**What is being asked:** Give the number of lines that include the string "values", nothing more.
· · · ·
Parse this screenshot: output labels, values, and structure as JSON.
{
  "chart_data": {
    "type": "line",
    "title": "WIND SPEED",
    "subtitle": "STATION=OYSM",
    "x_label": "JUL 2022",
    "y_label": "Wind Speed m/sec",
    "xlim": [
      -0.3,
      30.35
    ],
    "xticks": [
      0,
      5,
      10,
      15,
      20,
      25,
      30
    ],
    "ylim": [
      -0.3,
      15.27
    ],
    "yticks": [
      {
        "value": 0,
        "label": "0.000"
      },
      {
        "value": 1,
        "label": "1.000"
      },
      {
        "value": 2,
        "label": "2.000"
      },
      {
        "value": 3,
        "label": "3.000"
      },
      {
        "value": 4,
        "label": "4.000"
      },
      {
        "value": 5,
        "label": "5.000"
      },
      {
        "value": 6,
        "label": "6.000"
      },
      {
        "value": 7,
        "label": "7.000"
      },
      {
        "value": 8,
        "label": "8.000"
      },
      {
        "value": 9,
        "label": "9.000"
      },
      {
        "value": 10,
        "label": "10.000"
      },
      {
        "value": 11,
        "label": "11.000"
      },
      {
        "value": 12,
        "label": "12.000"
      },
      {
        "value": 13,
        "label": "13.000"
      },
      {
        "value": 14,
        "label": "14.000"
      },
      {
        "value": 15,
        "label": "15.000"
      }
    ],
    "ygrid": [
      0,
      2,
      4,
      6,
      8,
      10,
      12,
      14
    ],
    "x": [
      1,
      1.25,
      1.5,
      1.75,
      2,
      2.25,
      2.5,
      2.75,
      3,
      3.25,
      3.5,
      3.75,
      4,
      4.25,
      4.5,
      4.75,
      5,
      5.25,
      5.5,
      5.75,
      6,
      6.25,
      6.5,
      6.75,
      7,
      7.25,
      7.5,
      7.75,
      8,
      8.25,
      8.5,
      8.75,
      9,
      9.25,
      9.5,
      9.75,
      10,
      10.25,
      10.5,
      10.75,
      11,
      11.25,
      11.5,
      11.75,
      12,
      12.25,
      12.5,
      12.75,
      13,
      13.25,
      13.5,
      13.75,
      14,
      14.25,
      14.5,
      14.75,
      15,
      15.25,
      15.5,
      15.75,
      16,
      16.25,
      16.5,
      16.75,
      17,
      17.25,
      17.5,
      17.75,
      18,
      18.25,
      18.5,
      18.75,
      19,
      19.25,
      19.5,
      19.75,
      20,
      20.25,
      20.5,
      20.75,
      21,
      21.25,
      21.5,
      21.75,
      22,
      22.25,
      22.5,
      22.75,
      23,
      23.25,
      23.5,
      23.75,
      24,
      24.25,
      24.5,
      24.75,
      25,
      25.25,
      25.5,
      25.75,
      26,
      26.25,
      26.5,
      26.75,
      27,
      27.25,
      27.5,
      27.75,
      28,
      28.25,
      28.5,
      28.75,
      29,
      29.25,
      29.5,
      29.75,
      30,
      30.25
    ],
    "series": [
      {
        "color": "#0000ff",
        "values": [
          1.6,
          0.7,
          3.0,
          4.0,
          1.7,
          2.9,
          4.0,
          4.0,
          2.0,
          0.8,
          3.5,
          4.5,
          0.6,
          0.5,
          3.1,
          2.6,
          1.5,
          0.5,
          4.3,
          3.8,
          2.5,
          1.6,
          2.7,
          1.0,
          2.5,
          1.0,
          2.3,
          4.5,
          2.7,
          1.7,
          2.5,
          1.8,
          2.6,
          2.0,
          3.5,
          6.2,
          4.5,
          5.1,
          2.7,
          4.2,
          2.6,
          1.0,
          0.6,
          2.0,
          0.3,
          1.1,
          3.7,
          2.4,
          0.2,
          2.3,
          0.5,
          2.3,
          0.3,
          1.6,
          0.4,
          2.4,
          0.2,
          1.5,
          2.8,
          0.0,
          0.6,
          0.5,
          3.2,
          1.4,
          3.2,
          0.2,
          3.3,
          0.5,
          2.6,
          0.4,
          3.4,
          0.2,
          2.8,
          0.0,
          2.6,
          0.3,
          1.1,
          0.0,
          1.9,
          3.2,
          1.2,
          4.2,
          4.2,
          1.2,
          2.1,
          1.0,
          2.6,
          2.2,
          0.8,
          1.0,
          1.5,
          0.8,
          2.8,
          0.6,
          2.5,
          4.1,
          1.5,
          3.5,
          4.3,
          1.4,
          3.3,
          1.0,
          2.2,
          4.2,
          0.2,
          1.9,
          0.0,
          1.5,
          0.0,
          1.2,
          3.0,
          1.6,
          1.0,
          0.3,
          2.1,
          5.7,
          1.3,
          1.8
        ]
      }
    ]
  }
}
· · · ·
**Result of the task:** 2